▸ Problem to work on:
Return the lines of the records verbatim, beginning with the very first line and continuing through the line that contains "calendar-cell: 8 Sunrise: 4:22", with that line included.
##########
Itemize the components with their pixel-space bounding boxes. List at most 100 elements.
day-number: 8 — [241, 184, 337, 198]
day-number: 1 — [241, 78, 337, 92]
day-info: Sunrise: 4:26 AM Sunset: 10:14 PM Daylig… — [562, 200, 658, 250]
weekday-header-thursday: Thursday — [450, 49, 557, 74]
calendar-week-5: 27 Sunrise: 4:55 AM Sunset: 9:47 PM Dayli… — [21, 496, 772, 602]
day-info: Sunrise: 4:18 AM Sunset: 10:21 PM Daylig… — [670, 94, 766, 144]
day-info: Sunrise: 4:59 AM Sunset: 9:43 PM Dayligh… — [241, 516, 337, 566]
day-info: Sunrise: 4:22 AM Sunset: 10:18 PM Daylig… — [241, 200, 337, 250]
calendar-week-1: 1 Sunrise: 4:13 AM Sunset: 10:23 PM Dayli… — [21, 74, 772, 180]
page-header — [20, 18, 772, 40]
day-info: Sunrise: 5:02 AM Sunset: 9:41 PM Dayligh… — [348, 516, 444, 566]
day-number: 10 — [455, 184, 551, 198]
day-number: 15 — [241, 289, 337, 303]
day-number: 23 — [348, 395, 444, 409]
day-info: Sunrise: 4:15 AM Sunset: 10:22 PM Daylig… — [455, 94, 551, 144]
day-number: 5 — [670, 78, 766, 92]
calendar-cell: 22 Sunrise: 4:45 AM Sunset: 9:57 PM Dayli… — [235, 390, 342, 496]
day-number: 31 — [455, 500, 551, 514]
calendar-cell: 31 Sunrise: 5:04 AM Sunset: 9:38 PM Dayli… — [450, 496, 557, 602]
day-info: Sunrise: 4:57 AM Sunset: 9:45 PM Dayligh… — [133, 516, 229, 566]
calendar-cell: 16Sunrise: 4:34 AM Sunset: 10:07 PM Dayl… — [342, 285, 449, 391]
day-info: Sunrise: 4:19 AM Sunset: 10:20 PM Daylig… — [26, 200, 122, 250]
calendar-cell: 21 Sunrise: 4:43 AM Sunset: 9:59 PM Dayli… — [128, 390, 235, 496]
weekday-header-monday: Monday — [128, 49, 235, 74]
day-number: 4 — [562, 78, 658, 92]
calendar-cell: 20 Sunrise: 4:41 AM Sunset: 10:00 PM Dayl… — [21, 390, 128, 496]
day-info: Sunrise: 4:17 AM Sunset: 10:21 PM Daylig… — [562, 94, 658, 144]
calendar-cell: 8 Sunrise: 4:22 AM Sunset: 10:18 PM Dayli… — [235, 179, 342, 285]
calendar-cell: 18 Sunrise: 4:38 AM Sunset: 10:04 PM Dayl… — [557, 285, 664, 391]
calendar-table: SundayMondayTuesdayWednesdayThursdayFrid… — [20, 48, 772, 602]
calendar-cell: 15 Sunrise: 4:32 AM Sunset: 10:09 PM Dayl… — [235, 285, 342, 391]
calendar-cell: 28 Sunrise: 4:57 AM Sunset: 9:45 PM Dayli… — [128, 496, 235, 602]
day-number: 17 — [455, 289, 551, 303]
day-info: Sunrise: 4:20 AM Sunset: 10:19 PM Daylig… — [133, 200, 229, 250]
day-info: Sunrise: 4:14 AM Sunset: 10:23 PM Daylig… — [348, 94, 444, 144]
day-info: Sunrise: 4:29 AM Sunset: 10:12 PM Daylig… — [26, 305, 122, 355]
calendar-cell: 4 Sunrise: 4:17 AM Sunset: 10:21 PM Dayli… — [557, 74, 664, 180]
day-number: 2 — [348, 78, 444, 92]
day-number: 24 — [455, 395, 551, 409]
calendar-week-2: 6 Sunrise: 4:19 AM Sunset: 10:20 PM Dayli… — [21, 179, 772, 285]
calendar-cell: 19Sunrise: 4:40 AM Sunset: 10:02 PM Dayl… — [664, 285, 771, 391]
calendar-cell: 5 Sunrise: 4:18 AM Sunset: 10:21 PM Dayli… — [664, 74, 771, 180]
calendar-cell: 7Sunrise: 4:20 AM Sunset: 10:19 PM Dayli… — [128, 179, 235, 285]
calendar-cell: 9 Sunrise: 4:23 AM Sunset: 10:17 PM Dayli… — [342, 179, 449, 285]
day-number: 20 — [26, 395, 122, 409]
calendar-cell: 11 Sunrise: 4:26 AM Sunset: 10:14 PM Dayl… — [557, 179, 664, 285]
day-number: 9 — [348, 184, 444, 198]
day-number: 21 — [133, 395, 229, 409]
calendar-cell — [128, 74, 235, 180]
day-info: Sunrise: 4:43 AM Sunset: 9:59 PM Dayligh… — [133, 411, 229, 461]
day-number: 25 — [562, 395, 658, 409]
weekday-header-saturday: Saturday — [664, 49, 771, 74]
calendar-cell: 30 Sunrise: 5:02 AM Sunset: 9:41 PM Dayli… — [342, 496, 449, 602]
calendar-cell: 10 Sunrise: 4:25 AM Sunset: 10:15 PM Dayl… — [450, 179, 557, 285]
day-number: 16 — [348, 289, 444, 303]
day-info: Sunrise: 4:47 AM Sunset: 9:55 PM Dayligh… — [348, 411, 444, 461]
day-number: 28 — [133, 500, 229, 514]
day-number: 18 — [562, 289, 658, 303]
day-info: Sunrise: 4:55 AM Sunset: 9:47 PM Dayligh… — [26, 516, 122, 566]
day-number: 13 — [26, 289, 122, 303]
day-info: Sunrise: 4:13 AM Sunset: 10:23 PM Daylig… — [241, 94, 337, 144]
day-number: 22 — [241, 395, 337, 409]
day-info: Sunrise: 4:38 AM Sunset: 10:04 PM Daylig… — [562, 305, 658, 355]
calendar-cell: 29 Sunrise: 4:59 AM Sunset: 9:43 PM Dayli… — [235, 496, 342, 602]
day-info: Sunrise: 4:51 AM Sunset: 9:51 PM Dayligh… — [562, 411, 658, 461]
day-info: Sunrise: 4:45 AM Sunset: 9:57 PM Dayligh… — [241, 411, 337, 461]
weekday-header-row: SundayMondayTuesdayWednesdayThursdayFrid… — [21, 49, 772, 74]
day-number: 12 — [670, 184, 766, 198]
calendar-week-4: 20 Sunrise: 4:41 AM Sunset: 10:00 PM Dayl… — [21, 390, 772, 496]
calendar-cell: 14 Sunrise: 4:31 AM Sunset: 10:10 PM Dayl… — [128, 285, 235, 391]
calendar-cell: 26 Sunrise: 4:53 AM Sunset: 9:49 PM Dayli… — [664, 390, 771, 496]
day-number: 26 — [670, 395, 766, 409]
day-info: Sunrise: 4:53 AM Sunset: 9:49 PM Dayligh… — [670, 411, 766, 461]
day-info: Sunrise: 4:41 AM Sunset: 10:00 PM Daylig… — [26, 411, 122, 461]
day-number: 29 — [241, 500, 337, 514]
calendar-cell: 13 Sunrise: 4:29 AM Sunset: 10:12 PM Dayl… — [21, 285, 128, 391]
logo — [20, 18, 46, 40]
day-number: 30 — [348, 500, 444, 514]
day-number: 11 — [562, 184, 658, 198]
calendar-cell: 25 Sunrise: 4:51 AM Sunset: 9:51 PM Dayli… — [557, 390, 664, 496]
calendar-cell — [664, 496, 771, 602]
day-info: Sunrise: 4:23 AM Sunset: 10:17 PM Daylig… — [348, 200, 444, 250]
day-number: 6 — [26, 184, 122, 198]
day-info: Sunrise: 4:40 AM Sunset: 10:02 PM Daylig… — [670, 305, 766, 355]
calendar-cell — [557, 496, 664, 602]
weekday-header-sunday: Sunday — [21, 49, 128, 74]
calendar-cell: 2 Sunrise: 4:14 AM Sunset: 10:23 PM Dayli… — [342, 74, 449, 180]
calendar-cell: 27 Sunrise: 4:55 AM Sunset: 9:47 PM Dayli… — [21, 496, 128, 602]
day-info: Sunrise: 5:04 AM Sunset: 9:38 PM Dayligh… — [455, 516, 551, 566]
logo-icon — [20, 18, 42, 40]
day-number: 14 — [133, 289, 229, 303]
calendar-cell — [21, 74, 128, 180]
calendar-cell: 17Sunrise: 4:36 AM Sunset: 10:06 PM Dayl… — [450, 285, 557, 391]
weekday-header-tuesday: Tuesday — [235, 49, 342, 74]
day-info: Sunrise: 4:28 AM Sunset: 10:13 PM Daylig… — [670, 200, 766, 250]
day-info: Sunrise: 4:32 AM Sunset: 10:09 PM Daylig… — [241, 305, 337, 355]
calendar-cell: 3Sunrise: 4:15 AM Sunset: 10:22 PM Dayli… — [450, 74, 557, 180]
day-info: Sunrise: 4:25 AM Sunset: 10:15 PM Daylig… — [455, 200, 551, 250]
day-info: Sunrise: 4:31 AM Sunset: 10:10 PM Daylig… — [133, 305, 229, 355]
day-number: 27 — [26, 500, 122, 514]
##########
▸ Reply:
Itemize the components with their pixel-space bounding boxes. List at most 100 elements.
day-number: 8 — [241, 184, 337, 198]
day-number: 1 — [241, 78, 337, 92]
day-info: Sunrise: 4:26 AM Sunset: 10:14 PM Daylig… — [562, 200, 658, 250]
weekday-header-thursday: Thursday — [450, 49, 557, 74]
calendar-week-5: 27 Sunrise: 4:55 AM Sunset: 9:47 PM Dayli… — [21, 496, 772, 602]
day-info: Sunrise: 4:18 AM Sunset: 10:21 PM Daylig… — [670, 94, 766, 144]
day-info: Sunrise: 4:59 AM Sunset: 9:43 PM Dayligh… — [241, 516, 337, 566]
day-info: Sunrise: 4:22 AM Sunset: 10:18 PM Daylig… — [241, 200, 337, 250]
calendar-week-1: 1 Sunrise: 4:13 AM Sunset: 10:23 PM Dayli… — [21, 74, 772, 180]
page-header — [20, 18, 772, 40]
day-info: Sunrise: 5:02 AM Sunset: 9:41 PM Dayligh… — [348, 516, 444, 566]
day-number: 10 — [455, 184, 551, 198]
day-number: 15 — [241, 289, 337, 303]
day-number: 23 — [348, 395, 444, 409]
day-info: Sunrise: 4:15 AM Sunset: 10:22 PM Daylig… — [455, 94, 551, 144]
day-number: 5 — [670, 78, 766, 92]
calendar-cell: 22 Sunrise: 4:45 AM Sunset: 9:57 PM Dayli… — [235, 390, 342, 496]
day-number: 31 — [455, 500, 551, 514]
calendar-cell: 31 Sunrise: 5:04 AM Sunset: 9:38 PM Dayli… — [450, 496, 557, 602]
day-info: Sunrise: 4:57 AM Sunset: 9:45 PM Dayligh… — [133, 516, 229, 566]
calendar-cell: 16Sunrise: 4:34 AM Sunset: 10:07 PM Dayl… — [342, 285, 449, 391]
day-info: Sunrise: 4:19 AM Sunset: 10:20 PM Daylig… — [26, 200, 122, 250]
calendar-cell: 21 Sunrise: 4:43 AM Sunset: 9:59 PM Dayli… — [128, 390, 235, 496]
weekday-header-monday: Monday — [128, 49, 235, 74]
day-number: 4 — [562, 78, 658, 92]
calendar-cell: 20 Sunrise: 4:41 AM Sunset: 10:00 PM Dayl… — [21, 390, 128, 496]
day-info: Sunrise: 4:17 AM Sunset: 10:21 PM Daylig… — [562, 94, 658, 144]
calendar-cell: 8 Sunrise: 4:22 AM Sunset: 10:18 PM Dayli… — [235, 179, 342, 285]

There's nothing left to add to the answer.